-- ИСХОДНЫЙ ТЕКСТ --
- - - - - - -

Времена не выбирают - в них живут и умирают. 2003 год, Сибирь, в лужах плавают желтые листья, осень.
А в театре драмы репетируют "Ромео и Джульетту". Актеры сидят за овальным столом в комнате, задрапированной черным, серое облако дыма поднимается к потолку. За окном дождь, холодно, и почти ни у кого дома нет горячей воды. Но это все за скобками - а здесь Верона, Италия, жара, XIV век.
- Уволь меня, - бормочет Ромео, - вы в легких бальных туфлях, а я придавлен тяжестью к Земле...
Льняные волосы Ромео завязаны в хвостик. Он нервничает и вопросительно поглядывает на режиссера. Режиссер вздыхает.
- Это важный момент, потому что он связан со способом существования героя, - говорит он. - Давай-ка еще раз.
Так делают спектакли...
История
- После того как режиссер Владимир Золотарь показал барнаульской публике "Великодушного рогоносца", его новые идеи вызывают горячий интерес. Очень хочется поскорее увидеть "Ромео и Джульетту", но премьера состоится в конце ноября - начале декабря, а пока Владимир Александрович рассказывает читателям "КП" о том, как все будет, и о том, что он думает, читая Уильяма нашего Шекспира.
- Шекспир - забытое слово и очень трудное, все его понимают на ощупь. Мы знаем об этой истории с детства, даже если никогда не читали Шекспира. Поэтому весь режиссерский пафос обычно сводится к тому, что он просто видит что-то в этой пьесе лучше, чем кто-то еще.
С другой стороны, театру свойственно некое чувство современности, которое, конечно, не в том, чтобы одеть Ромео или Гамлета в кожаную куртку или современное пальто. Просто тот или иной материал совершенно спонтанно сопрягается с ощущением современности, ее проблем и ее тем.

- - - - - - -

-- ЧТО СДЕЛАТЬ --
[a] Перепишите из текста о репетиции фрагмент, начиная со слов "- Это важный" и заканчивая словами "Уильяма нашего Шекспира.".
[b] Ответьте по тексту о репетиции на вопросы:
(i) Какой год указан в начале?
(ii) Как убраны волосы Ромео?
(iii) Когда должна состояться премьера "Ромео и Джульетты"?

-- Строки данных --
- - - - - - -

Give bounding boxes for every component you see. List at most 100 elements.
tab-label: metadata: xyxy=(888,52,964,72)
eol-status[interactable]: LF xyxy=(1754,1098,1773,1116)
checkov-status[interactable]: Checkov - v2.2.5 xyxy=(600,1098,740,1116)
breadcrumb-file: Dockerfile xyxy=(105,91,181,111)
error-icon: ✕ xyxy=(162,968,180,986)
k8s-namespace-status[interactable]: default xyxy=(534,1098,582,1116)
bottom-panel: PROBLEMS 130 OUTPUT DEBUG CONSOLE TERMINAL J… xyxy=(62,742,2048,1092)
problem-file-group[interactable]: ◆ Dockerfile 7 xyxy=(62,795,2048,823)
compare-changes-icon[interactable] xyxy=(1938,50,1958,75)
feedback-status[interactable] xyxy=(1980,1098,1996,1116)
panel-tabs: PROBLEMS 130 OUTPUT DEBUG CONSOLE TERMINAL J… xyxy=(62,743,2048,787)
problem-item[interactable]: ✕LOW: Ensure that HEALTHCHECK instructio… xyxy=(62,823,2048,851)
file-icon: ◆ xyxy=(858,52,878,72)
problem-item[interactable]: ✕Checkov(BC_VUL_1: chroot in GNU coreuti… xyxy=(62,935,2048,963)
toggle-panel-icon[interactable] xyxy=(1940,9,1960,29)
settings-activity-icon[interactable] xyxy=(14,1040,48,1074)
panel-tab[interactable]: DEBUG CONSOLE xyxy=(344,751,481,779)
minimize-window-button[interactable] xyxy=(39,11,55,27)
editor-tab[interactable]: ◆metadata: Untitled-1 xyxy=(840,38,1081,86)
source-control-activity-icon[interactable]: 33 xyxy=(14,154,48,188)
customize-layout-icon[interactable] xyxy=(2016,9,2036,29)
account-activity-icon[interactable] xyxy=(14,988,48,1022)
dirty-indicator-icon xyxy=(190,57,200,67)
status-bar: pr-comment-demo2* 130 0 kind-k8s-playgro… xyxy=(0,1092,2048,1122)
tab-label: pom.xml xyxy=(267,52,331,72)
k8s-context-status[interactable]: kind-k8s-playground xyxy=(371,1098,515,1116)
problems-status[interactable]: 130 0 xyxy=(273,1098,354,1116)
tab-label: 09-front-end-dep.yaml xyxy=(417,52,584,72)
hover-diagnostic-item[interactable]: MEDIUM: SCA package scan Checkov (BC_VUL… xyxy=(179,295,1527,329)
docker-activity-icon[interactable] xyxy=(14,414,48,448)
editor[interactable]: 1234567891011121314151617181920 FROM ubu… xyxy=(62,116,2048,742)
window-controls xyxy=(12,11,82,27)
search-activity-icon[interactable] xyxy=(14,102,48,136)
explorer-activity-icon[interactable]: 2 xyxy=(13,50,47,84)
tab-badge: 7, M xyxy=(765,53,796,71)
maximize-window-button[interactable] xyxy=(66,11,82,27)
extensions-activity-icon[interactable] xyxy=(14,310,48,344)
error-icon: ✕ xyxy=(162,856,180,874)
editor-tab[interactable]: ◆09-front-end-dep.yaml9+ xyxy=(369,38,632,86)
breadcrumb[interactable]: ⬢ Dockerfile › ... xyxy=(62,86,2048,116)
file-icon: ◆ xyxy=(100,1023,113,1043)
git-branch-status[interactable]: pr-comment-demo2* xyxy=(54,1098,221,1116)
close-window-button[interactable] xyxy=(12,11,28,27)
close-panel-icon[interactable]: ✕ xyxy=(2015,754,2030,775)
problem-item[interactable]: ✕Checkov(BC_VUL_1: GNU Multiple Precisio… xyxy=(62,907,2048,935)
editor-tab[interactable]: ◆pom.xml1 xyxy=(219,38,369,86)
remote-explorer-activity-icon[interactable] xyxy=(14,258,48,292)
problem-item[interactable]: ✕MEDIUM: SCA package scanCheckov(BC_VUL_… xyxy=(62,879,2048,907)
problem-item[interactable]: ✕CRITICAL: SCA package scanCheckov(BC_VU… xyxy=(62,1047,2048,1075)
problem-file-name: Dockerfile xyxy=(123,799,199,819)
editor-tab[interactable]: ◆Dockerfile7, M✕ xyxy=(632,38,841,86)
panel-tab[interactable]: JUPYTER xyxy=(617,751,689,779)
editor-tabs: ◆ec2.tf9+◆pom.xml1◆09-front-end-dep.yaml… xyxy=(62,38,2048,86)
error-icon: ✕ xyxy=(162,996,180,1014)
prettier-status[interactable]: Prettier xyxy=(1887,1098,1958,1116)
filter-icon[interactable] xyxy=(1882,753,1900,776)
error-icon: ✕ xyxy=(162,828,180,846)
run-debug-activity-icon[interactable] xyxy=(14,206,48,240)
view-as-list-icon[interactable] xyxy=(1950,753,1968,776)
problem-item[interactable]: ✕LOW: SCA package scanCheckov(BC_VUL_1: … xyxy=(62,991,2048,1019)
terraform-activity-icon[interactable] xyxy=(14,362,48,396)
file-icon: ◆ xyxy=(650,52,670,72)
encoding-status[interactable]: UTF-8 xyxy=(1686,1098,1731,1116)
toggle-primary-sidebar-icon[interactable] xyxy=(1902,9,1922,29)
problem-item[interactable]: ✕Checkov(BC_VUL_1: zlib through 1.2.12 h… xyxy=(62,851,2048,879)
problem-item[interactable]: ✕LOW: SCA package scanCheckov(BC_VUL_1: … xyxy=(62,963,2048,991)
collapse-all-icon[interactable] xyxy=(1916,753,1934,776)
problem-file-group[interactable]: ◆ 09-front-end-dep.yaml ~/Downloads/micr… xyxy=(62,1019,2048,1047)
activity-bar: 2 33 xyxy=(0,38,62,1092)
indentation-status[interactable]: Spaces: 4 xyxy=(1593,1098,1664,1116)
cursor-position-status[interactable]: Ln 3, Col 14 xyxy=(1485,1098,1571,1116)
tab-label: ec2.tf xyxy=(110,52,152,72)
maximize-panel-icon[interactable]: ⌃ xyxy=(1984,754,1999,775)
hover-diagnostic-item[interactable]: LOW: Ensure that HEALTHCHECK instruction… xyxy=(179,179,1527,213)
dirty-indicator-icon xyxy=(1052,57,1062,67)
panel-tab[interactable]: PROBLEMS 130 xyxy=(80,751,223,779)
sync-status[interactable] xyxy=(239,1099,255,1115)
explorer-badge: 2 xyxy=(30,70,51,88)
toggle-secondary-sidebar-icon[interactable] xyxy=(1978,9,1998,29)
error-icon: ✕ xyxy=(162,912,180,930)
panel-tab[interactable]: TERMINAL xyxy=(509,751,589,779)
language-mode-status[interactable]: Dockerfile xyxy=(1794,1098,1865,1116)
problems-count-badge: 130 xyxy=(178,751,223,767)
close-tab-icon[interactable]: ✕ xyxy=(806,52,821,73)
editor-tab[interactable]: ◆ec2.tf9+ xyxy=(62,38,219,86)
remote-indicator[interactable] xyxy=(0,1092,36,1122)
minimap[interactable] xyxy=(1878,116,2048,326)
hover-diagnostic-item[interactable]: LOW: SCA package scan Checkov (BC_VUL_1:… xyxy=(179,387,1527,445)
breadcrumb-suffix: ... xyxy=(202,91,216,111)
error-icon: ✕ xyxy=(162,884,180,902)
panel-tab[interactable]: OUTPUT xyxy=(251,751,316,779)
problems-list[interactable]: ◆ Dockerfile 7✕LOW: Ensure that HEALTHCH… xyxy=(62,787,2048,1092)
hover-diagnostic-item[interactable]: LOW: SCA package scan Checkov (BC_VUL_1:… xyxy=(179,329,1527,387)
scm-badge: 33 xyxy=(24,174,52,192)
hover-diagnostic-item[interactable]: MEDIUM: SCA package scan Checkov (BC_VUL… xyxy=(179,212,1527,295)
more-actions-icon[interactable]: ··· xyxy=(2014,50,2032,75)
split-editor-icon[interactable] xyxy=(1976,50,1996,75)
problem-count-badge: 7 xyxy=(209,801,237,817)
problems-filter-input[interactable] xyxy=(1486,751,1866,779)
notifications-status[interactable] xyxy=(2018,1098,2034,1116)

- - - - - - -

-- ОТВЕТЫ К ЗАДАНИЯМ --
[a]
- Это важный момент, потому что он связан со способом существования героя, - говорит он. - Давай-ка еще раз.
Так делают спектакли...
История
- После того как режиссер Владимир Золотарь показал барнаульской публике "Великодушного рогоносца", его новые идеи вызывают горячий интерес. Очень хочется поскорее увидеть "Ромео и Джульетту", но премьера состоится в конце ноября - начале декабря, а пока Владимир Александрович рассказывает читателям "КП" о том, как все будет, и о том, что он думает, читая Уильяма нашего Шекспира.

[b]
(i) 2003 год.
(ii) Они завязаны в хвостик.
(iii) В конце ноября или в начале декабря.